> _RECORDED INFORMATION_:
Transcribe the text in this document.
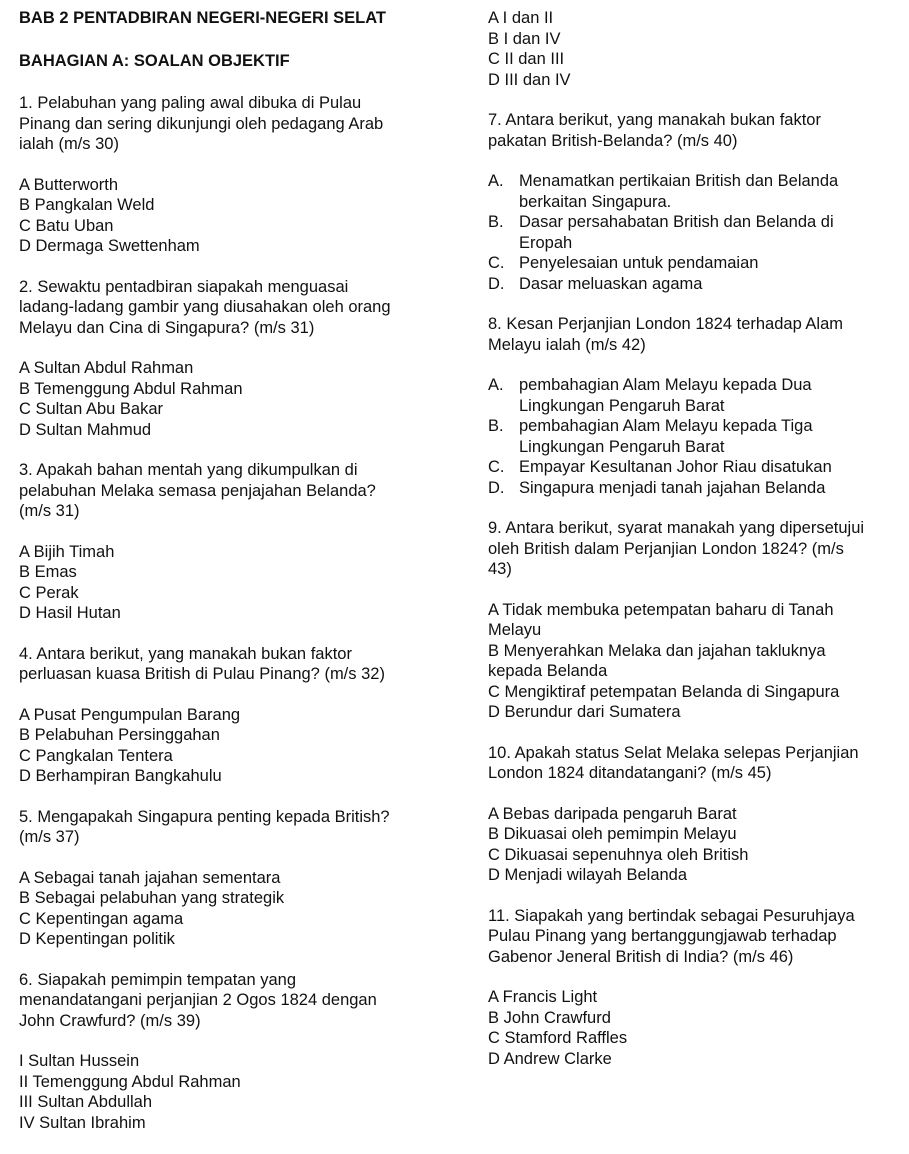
BAB 2 PENTADBIRAN NEGERI-NEGERI SELAT

BAHAGIAN A: SOALAN OBJEKTIF

1. Pelabuhan yang paling awal dibuka di Pulau

Pinang dan sering dikunjungi oleh pedagang Arab

ialah (m/s 30)

A Butterworth

B Pangkalan Weld

C Batu Uban

D Dermaga Swettenham

2. Sewaktu pentadbiran siapakah menguasai

ladang-ladang gambir yang diusahakan oleh orang

Melayu dan Cina di Singapura? (m/s 31)

A Sultan Abdul Rahman

B Temenggung Abdul Rahman

C Sultan Abu Bakar

D Sultan Mahmud

3. Apakah bahan mentah yang dikumpulkan di

pelabuhan Melaka semasa penjajahan Belanda?

(m/s 31)

A Bijih Timah

B Emas

C Perak

D Hasil Hutan

4. Antara berikut, yang manakah bukan faktor

perluasan kuasa British di Pulau Pinang? (m/s 32)

A Pusat Pengumpulan Barang

B Pelabuhan Persinggahan

C Pangkalan Tentera

D Berhampiran Bangkahulu

5. Mengapakah Singapura penting kepada British?

(m/s 37)

A Sebagai tanah jajahan sementara

B Sebagai pelabuhan yang strategik

C Kepentingan agama

D Kepentingan politik

6. Siapakah pemimpin tempatan yang

menandatangani perjanjian 2 Ogos 1824 dengan

John Crawfurd? (m/s 39)

I Sultan Hussein

II Temenggung Abdul Rahman

III Sultan Abdullah

IV Sultan Ibrahim

A I dan II

B I dan IV

C II dan III

D III dan IV

7. Antara berikut, yang manakah bukan faktor

pakatan British-Belanda? (m/s 40)

A. Menamatkan pertikaian British dan Belanda
berkaitan Singapura.
B. Dasar persahabatan British dan Belanda di
Eropah
C. Penyelesaian untuk pendamaian
D. Dasar meluaskan agama

8. Kesan Perjanjian London 1824 terhadap Alam

Melayu ialah (m/s 42)

A. pembahagian Alam Melayu kepada Dua
Lingkungan Pengaruh Barat
B. pembahagian Alam Melayu kepada Tiga
Lingkungan Pengaruh Barat
C. Empayar Kesultanan Johor Riau disatukan
D. Singapura menjadi tanah jajahan Belanda

9. Antara berikut, syarat manakah yang dipersetujui

oleh British dalam Perjanjian London 1824? (m/s

43)

A Tidak membuka petempatan baharu di Tanah

Melayu

B Menyerahkan Melaka dan jajahan takluknya

kepada Belanda

C Mengiktiraf petempatan Belanda di Singapura

D Berundur dari Sumatera

10. Apakah status Selat Melaka selepas Perjanjian

London 1824 ditandatangani? (m/s 45)

A Bebas daripada pengaruh Barat

B Dikuasai oleh pemimpin Melayu

C Dikuasai sepenuhnya oleh British

D Menjadi wilayah Belanda

11. Siapakah yang bertindak sebagai Pesuruhjaya

Pulau Pinang yang bertanggungjawab terhadap

Gabenor Jeneral British di India? (m/s 46)

A Francis Light

B John Crawfurd

C Stamford Raffles

D Andrew Clarke
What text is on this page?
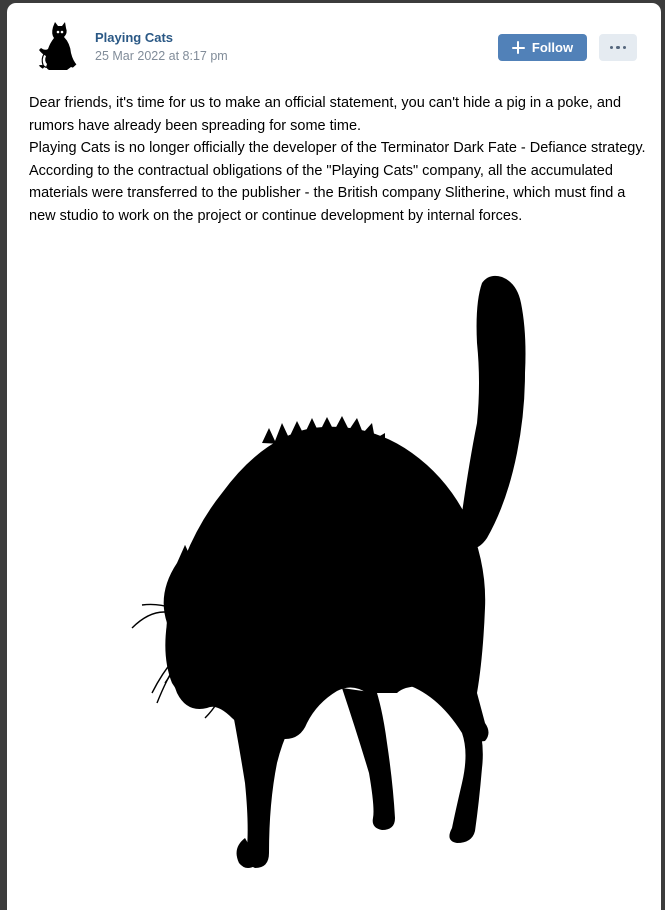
Playing Cats
25 Mar 2022 at 8:17 pm
Follow

Dear friends, it's time for us to make an official statement, you can't hide a pig in a poke, and rumors have already been spreading for some time.

Playing Cats is no longer officially the developer of the Terminator Dark Fate - Defiance strategy.

According to the contractual obligations of the "Playing Cats" company, all the accumulated materials were transferred to the publisher - the British company Slitherine, which must find a new studio to work on the project or continue development by internal forces.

> _TASK GOAL_: The entries above should be reproduced exactly, without their pictures.

> _RESULT BELOW_:
Transcribe the text in this document.
BAB 2 PENTADBIRAN NEGERI-NEGERI SELAT

BAHAGIAN A: SOALAN OBJEKTIF

1. Pelabuhan yang paling awal dibuka di Pulau

Pinang dan sering dikunjungi oleh pedagang Arab

ialah (m/s 30)

A Butterworth

B Pangkalan Weld

C Batu Uban

D Dermaga Swettenham

2. Sewaktu pentadbiran siapakah menguasai

ladang-ladang gambir yang diusahakan oleh orang

Melayu dan Cina di Singapura? (m/s 31)

A Sultan Abdul Rahman

B Temenggung Abdul Rahman

C Sultan Abu Bakar

D Sultan Mahmud

3. Apakah bahan mentah yang dikumpulkan di

pelabuhan Melaka semasa penjajahan Belanda?

(m/s 31)

A Bijih Timah

B Emas

C Perak

D Hasil Hutan

4. Antara berikut, yang manakah bukan faktor

perluasan kuasa British di Pulau Pinang? (m/s 32)

A Pusat Pengumpulan Barang

B Pelabuhan Persinggahan

C Pangkalan Tentera

D Berhampiran Bangkahulu

5. Mengapakah Singapura penting kepada British?

(m/s 37)

A Sebagai tanah jajahan sementara

B Sebagai pelabuhan yang strategik

C Kepentingan agama

D Kepentingan politik

6. Siapakah pemimpin tempatan yang

menandatangani perjanjian 2 Ogos 1824 dengan

John Crawfurd? (m/s 39)

I Sultan Hussein

II Temenggung Abdul Rahman

III Sultan Abdullah

IV Sultan Ibrahim

A I dan II

B I dan IV

C II dan III

D III dan IV

7. Antara berikut, yang manakah bukan faktor

pakatan British-Belanda? (m/s 40)

A. Menamatkan pertikaian British dan Belanda
berkaitan Singapura.
B. Dasar persahabatan British dan Belanda di
Eropah
C. Penyelesaian untuk pendamaian
D. Dasar meluaskan agama

8. Kesan Perjanjian London 1824 terhadap Alam

Melayu ialah (m/s 42)

A. pembahagian Alam Melayu kepada Dua
Lingkungan Pengaruh Barat
B. pembahagian Alam Melayu kepada Tiga
Lingkungan Pengaruh Barat
C. Empayar Kesultanan Johor Riau disatukan
D. Singapura menjadi tanah jajahan Belanda

9. Antara berikut, syarat manakah yang dipersetujui

oleh British dalam Perjanjian London 1824? (m/s

43)

A Tidak membuka petempatan baharu di Tanah

Melayu

B Menyerahkan Melaka dan jajahan takluknya

kepada Belanda

C Mengiktiraf petempatan Belanda di Singapura

D Berundur dari Sumatera

10. Apakah status Selat Melaka selepas Perjanjian

London 1824 ditandatangani? (m/s 45)

A Bebas daripada pengaruh Barat

B Dikuasai oleh pemimpin Melayu

C Dikuasai sepenuhnya oleh British

D Menjadi wilayah Belanda

11. Siapakah yang bertindak sebagai Pesuruhjaya

Pulau Pinang yang bertanggungjawab terhadap

Gabenor Jeneral British di India? (m/s 46)

A Francis Light

B John Crawfurd

C Stamford Raffles

D Andrew Clarke
What text is on this page?
Playing Cats
25 Mar 2022 at 8:17 pm
Follow

Dear friends, it's time for us to make an official statement, you can't hide a pig in a poke, and rumors have already been spreading for some time.

Playing Cats is no longer officially the developer of the Terminator Dark Fate - Defiance strategy.

According to the contractual obligations of the "Playing Cats" company, all the accumulated materials were transferred to the publisher - the British company Slitherine, which must find a new studio to work on the project or continue development by internal forces.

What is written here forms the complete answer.